## Direction
Copy the lines below as they are; omit the images they contain.

[Dataset items]
_____

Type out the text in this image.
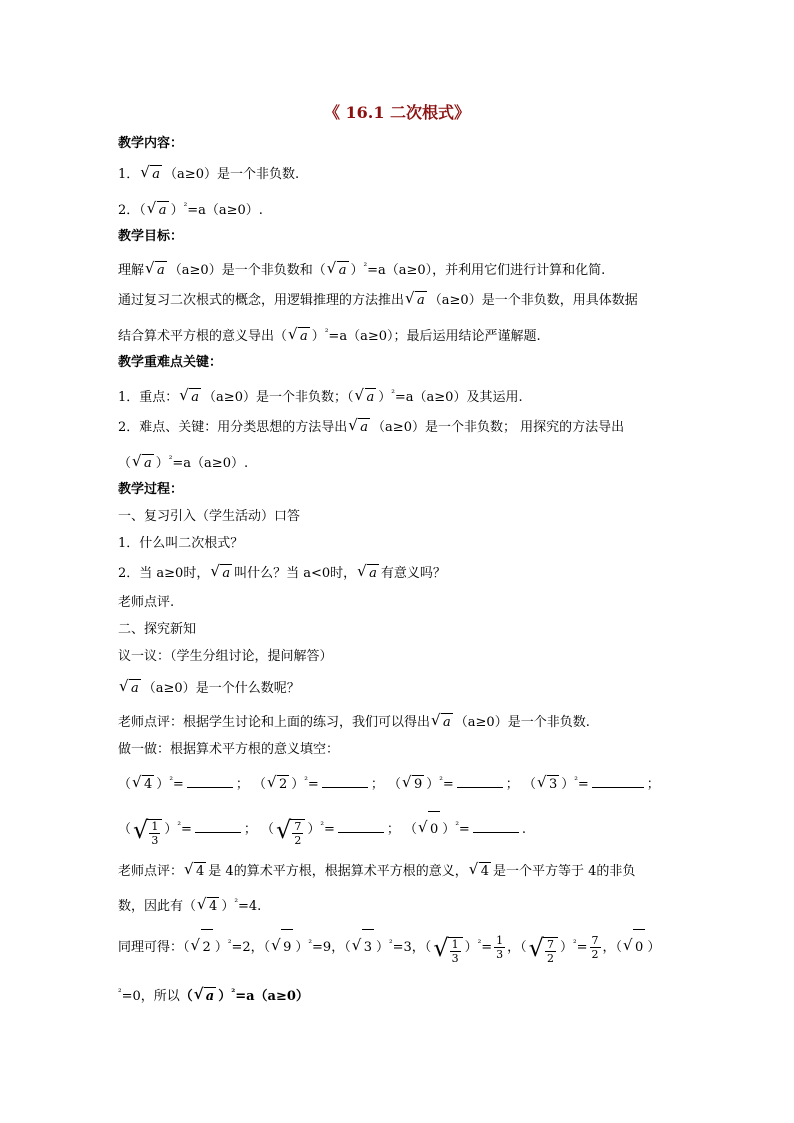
《 16.1 二次根式》
教学内容：
1． √ a （a≥0）是一个非负数.
2．（ √ a ）$^{^2}$=a（a≥0）.
教学目标：
理解 √ a （a≥0）是一个非负数和（ √ a ）$^{^2}$=a（a≥0），并利用它们进行计算和化简.
通过复习二次根式的概念，用逻辑推理的方法推出 √ a （a≥0）是一个非负数，用具体数据
结合算术平方根的意义导出（ √ a ）$^{^2}$=a（a≥0）；最后运用结论严谨解题.
教学重难点关键：
1．重点： √ a （a≥0）是一个非负数；（ √ a ）$^{^2}$=a（a≥0）及其运用.
2．难点、关键：用分类思想的方法导出 √ a （a≥0）是一个非负数； 用探究的方法导出
（ √ a ）$^{^2}$=a（a≥0）.
教学过程：
一、复习引入（学生活动）口答
1．什么叫二次根式？
2．当 a≥0时， √ a 叫什么？当 a<0时， √ a 有意义吗？
老师点评.
二、探究新知
议一议：（学生分组讨论，提问解答）
√ a （a≥0）是一个什么数呢？
老师点评：根据学生讨论和上面的练习，我们可以得出 √ a （a≥0）是一个非负数.
做一做：根据算术平方根的意义填空：
（ √ 4 ）$^{^2}$=	； （ √ 2 ）$^{^2}$=	； （ √ 9 ）$^{^2}$=	； （ √ 3 ）$^{^2}$=	；
（ √ $\frac{1}{3} )^{^2}=$	； （ √ $\frac{7}{2} )^{^2}=$	； （ √ 0 ）$^{^2}$=	.
老师点评： √ 4 是 4的算术平方根，根据算术平方根的意义， √ 4 是一个平方等于 4的非负
数，因此有（ √ 4 ）$^{^2}$=4.
同理可得：（ √ 2 ）$^{^2}$=2，（ √ 9 ）$^{^2}$=9，（ √ 3 ）$^{^2}$=3，（ √ $\frac{1}{3} )^{^2}= \frac{1}{3}$ ，（ √ $\frac{7}{2} )^{^2}= \frac{7}{2}$ ，（ √ 0 ）
$^{^2}$=0，所以（ √ a ）$^{^2}$=a（a≥0）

_____

## Reply
Type out the text in this image.
《 16.1 二次根式》
教学内容：
1． √ a （a≥0）是一个非负数.
2．（ √ a ）$^{^2}$=a（a≥0）.
教学目标：
理解 √ a （a≥0）是一个非负数和（ √ a ）$^{^2}$=a（a≥0），并利用它们进行计算和化简.
通过复习二次根式的概念，用逻辑推理的方法推出 √ a （a≥0）是一个非负数，用具体数据
结合算术平方根的意义导出（ √ a ）$^{^2}$=a（a≥0）；最后运用结论严谨解题.
教学重难点关键：
1．重点： √ a （a≥0）是一个非负数；（ √ a ）$^{^2}$=a（a≥0）及其运用.
2．难点、关键：用分类思想的方法导出 √ a （a≥0）是一个非负数； 用探究的方法导出
（ √ a ）$^{^2}$=a（a≥0）.
教学过程：
一、复习引入（学生活动）口答
1．什么叫二次根式？
2．当 a≥0时， √ a 叫什么？当 a<0时， √ a 有意义吗？
老师点评.
二、探究新知
议一议：（学生分组讨论，提问解答）
√ a （a≥0）是一个什么数呢？
老师点评：根据学生讨论和上面的练习，我们可以得出 √ a （a≥0）是一个非负数.
做一做：根据算术平方根的意义填空：
（ √ 4 ）$^{^2}$=	； （ √ 2 ）$^{^2}$=	； （ √ 9 ）$^{^2}$=	； （ √ 3 ）$^{^2}$=	；
（ √ $\frac{1}{3} )^{^2}=$	； （ √ $\frac{7}{2} )^{^2}=$	； （ √ 0 ）$^{^2}$=	.
老师点评： √ 4 是 4的算术平方根，根据算术平方根的意义， √ 4 是一个平方等于 4的非负
数，因此有（ √ 4 ）$^{^2}$=4.
同理可得：（ √ 2 ）$^{^2}$=2，（ √ 9 ）$^{^2}$=9，（ √ 3 ）$^{^2}$=3，（ √ $\frac{1}{3} )^{^2}= \frac{1}{3}$ ，（ √ $\frac{7}{2} )^{^2}= \frac{7}{2}$ ，（ √ 0 ）
$^{^2}$=0，所以（ √ a ）$^{^2}$=a（a≥0）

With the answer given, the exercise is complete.